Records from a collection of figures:
►
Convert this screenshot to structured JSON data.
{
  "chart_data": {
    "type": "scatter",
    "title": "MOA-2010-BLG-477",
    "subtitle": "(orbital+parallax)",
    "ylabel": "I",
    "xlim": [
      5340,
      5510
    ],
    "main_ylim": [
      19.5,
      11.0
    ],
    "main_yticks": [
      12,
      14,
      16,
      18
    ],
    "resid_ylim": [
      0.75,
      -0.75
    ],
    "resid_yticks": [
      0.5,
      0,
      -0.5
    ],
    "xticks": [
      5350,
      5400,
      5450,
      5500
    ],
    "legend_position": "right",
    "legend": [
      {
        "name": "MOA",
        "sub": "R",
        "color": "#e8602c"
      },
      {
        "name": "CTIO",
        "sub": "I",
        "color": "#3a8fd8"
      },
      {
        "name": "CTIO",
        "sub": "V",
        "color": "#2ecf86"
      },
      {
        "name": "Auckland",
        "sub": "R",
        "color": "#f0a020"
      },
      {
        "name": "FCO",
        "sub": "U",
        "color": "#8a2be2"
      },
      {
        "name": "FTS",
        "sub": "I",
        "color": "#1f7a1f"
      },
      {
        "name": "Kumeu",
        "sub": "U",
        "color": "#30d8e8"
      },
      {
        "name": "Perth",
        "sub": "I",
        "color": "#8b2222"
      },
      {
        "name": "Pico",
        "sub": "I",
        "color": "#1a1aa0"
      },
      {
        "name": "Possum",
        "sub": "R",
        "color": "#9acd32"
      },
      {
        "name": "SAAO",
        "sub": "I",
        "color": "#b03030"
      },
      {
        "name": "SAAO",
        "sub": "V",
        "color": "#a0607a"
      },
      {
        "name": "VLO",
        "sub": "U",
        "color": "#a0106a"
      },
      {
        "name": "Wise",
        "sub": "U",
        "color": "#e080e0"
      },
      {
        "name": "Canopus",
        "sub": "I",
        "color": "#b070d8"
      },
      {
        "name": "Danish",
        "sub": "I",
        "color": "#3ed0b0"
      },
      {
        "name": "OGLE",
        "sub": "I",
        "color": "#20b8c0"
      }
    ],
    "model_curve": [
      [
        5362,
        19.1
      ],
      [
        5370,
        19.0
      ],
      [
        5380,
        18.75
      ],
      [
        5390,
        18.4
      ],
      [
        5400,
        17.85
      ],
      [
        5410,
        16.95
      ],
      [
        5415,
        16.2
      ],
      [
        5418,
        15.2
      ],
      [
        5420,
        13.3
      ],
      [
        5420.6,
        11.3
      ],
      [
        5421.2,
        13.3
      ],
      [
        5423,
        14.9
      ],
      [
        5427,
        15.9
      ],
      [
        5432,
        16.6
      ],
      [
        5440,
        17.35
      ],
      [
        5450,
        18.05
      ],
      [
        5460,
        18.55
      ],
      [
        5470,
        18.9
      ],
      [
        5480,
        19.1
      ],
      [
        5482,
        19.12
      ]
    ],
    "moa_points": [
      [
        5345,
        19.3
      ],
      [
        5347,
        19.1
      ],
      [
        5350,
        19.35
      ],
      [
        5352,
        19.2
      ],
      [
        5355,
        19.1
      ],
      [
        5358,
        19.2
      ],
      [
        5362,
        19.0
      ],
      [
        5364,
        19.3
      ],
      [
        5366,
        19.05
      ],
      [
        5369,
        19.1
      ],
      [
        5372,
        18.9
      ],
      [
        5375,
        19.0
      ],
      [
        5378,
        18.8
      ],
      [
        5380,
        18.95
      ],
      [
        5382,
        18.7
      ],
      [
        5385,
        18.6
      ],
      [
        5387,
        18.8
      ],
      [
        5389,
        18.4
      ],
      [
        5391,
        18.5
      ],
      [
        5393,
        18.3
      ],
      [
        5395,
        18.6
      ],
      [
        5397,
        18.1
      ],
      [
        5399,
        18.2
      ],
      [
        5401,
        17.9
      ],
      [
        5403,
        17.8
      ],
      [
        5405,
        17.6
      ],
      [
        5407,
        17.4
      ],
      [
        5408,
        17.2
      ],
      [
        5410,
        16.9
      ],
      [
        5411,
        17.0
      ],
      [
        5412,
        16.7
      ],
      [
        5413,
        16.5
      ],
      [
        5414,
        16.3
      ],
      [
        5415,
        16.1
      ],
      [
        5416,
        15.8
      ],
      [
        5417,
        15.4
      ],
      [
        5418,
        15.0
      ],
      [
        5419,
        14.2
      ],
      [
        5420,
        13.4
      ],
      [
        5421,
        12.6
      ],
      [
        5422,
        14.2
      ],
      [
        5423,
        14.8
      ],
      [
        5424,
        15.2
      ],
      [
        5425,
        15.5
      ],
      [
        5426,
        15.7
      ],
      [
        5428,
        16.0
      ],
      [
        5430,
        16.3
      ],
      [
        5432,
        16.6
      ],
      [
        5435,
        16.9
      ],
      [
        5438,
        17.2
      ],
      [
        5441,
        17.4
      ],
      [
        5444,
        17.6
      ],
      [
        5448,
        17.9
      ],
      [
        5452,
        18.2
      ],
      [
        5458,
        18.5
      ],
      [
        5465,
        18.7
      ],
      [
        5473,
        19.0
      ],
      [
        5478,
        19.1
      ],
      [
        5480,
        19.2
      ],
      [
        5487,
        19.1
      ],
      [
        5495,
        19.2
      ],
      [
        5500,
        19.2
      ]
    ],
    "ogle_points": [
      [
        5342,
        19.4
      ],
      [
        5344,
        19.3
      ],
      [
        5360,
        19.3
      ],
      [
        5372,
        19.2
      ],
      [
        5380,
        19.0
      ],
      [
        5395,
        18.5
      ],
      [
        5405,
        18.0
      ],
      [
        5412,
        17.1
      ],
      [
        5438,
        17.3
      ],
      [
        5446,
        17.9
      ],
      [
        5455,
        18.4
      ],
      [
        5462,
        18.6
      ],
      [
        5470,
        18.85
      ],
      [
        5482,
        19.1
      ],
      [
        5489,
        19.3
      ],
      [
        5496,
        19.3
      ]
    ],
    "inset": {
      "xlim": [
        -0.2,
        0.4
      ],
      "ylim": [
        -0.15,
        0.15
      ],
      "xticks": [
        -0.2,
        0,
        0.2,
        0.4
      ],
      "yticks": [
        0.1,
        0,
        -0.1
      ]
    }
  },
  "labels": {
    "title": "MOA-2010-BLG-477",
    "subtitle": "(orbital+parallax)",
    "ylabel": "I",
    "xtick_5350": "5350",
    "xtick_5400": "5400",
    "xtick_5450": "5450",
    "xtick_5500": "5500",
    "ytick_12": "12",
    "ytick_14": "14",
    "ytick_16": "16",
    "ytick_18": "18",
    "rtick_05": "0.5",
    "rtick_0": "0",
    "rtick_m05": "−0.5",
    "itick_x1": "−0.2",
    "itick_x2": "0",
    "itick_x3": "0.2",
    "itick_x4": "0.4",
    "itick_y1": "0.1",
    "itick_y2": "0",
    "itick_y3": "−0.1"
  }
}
◄
▶ _Description of the task_: Copy all of the data exactly.

▶ _Full output_:
Convert this screenshot to structured JSON data.
{
  "chart_data": {
    "type": "scatter",
    "title": "MOA-2010-BLG-477",
    "subtitle": "(orbital+parallax)",
    "ylabel": "I",
    "xlim": [
      5340,
      5510
    ],
    "main_ylim": [
      19.5,
      11.0
    ],
    "main_yticks": [
      12,
      14,
      16,
      18
    ],
    "resid_ylim": [
      0.75,
      -0.75
    ],
    "resid_yticks": [
      0.5,
      0,
      -0.5
    ],
    "xticks": [
      5350,
      5400,
      5450,
      5500
    ],
    "legend_position": "right",
    "legend": [
      {
        "name": "MOA",
        "sub": "R",
        "color": "#e8602c"
      },
      {
        "name": "CTIO",
        "sub": "I",
        "color": "#3a8fd8"
      },
      {
        "name": "CTIO",
        "sub": "V",
        "color": "#2ecf86"
      },
      {
        "name": "Auckland",
        "sub": "R",
        "color": "#f0a020"
      },
      {
        "name": "FCO",
        "sub": "U",
        "color": "#8a2be2"
      },
      {
        "name": "FTS",
        "sub": "I",
        "color": "#1f7a1f"
      },
      {
        "name": "Kumeu",
        "sub": "U",
        "color": "#30d8e8"
      },
      {
        "name": "Perth",
        "sub": "I",
        "color": "#8b2222"
      },
      {
        "name": "Pico",
        "sub": "I",
        "color": "#1a1aa0"
      },
      {
        "name": "Possum",
        "sub": "R",
        "color": "#9acd32"
      },
      {
        "name": "SAAO",
        "sub": "I",
        "color": "#b03030"
      },
      {
        "name": "SAAO",
        "sub": "V",
        "color": "#a0607a"
      },
      {
        "name": "VLO",
        "sub": "U",
        "color": "#a0106a"
      },
      {
        "name": "Wise",
        "sub": "U",
        "color": "#e080e0"
      },
      {
        "name": "Canopus",
        "sub": "I",
        "color": "#b070d8"
      },
      {
        "name": "Danish",
        "sub": "I",
        "color": "#3ed0b0"
      },
      {
        "name": "OGLE",
        "sub": "I",
        "color": "#20b8c0"
      }
    ],
    "model_curve": [
      [
        5362,
        19.1
      ],
      [
        5370,
        19.0
      ],
      [
        5380,
        18.75
      ],
      [
        5390,
        18.4
      ],
      [
        5400,
        17.85
      ],
      [
        5410,
        16.95
      ],
      [
        5415,
        16.2
      ],
      [
        5418,
        15.2
      ],
      [
        5420,
        13.3
      ],
      [
        5420.6,
        11.3
      ],
      [
        5421.2,
        13.3
      ],
      [
        5423,
        14.9
      ],
      [
        5427,
        15.9
      ],
      [
        5432,
        16.6
      ],
      [
        5440,
        17.35
      ],
      [
        5450,
        18.05
      ],
      [
        5460,
        18.55
      ],
      [
        5470,
        18.9
      ],
      [
        5480,
        19.1
      ],
      [
        5482,
        19.12
      ]
    ],
    "moa_points": [
      [
        5345,
        19.3
      ],
      [
        5347,
        19.1
      ],
      [
        5350,
        19.35
      ],
      [
        5352,
        19.2
      ],
      [
        5355,
        19.1
      ],
      [
        5358,
        19.2
      ],
      [
        5362,
        19.0
      ],
      [
        5364,
        19.3
      ],
      [
        5366,
        19.05
      ],
      [
        5369,
        19.1
      ],
      [
        5372,
        18.9
      ],
      [
        5375,
        19.0
      ],
      [
        5378,
        18.8
      ],
      [
        5380,
        18.95
      ],
      [
        5382,
        18.7
      ],
      [
        5385,
        18.6
      ],
      [
        5387,
        18.8
      ],
      [
        5389,
        18.4
      ],
      [
        5391,
        18.5
      ],
      [
        5393,
        18.3
      ],
      [
        5395,
        18.6
      ],
      [
        5397,
        18.1
      ],
      [
        5399,
        18.2
      ],
      [
        5401,
        17.9
      ],
      [
        5403,
        17.8
      ],
      [
        5405,
        17.6
      ],
      [
        5407,
        17.4
      ],
      [
        5408,
        17.2
      ],
      [
        5410,
        16.9
      ],
      [
        5411,
        17.0
      ],
      [
        5412,
        16.7
      ],
      [
        5413,
        16.5
      ],
      [
        5414,
        16.3
      ],
      [
        5415,
        16.1
      ],
      [
        5416,
        15.8
      ],
      [
        5417,
        15.4
      ],
      [
        5418,
        15.0
      ],
      [
        5419,
        14.2
      ],
      [
        5420,
        13.4
      ],
      [
        5421,
        12.6
      ],
      [
        5422,
        14.2
      ],
      [
        5423,
        14.8
      ],
      [
        5424,
        15.2
      ],
      [
        5425,
        15.5
      ],
      [
        5426,
        15.7
      ],
      [
        5428,
        16.0
      ],
      [
        5430,
        16.3
      ],
      [
        5432,
        16.6
      ],
      [
        5435,
        16.9
      ],
      [
        5438,
        17.2
      ],
      [
        5441,
        17.4
      ],
      [
        5444,
        17.6
      ],
      [
        5448,
        17.9
      ],
      [
        5452,
        18.2
      ],
      [
        5458,
        18.5
      ],
      [
        5465,
        18.7
      ],
      [
        5473,
        19.0
      ],
      [
        5478,
        19.1
      ],
      [
        5480,
        19.2
      ],
      [
        5487,
        19.1
      ],
      [
        5495,
        19.2
      ],
      [
        5500,
        19.2
      ]
    ],
    "ogle_points": [
      [
        5342,
        19.4
      ],
      [
        5344,
        19.3
      ],
      [
        5360,
        19.3
      ],
      [
        5372,
        19.2
      ],
      [
        5380,
        19.0
      ],
      [
        5395,
        18.5
      ],
      [
        5405,
        18.0
      ],
      [
        5412,
        17.1
      ],
      [
        5438,
        17.3
      ],
      [
        5446,
        17.9
      ],
      [
        5455,
        18.4
      ],
      [
        5462,
        18.6
      ],
      [
        5470,
        18.85
      ],
      [
        5482,
        19.1
      ],
      [
        5489,
        19.3
      ],
      [
        5496,
        19.3
      ]
    ],
    "inset": {
      "xlim": [
        -0.2,
        0.4
      ],
      "ylim": [
        -0.15,
        0.15
      ],
      "xticks": [
        -0.2,
        0,
        0.2,
        0.4
      ],
      "yticks": [
        0.1,
        0,
        -0.1
      ]
    }
  },
  "labels": {
    "title": "MOA-2010-BLG-477",
    "subtitle": "(orbital+parallax)",
    "ylabel": "I",
    "xtick_5350": "5350",
    "xtick_5400": "5400",
    "xtick_5450": "5450",
    "xtick_5500": "5500",
    "ytick_12": "12",
    "ytick_14": "14",
    "ytick_16": "16",
    "ytick_18": "18",
    "rtick_05": "0.5",
    "rtick_0": "0",
    "rtick_m05": "−0.5",
    "itick_x1": "−0.2",
    "itick_x2": "0",
    "itick_x3": "0.2",
    "itick_x4": "0.4",
    "itick_y1": "0.1",
    "itick_y2": "0",
    "itick_y3": "−0.1"
  }
}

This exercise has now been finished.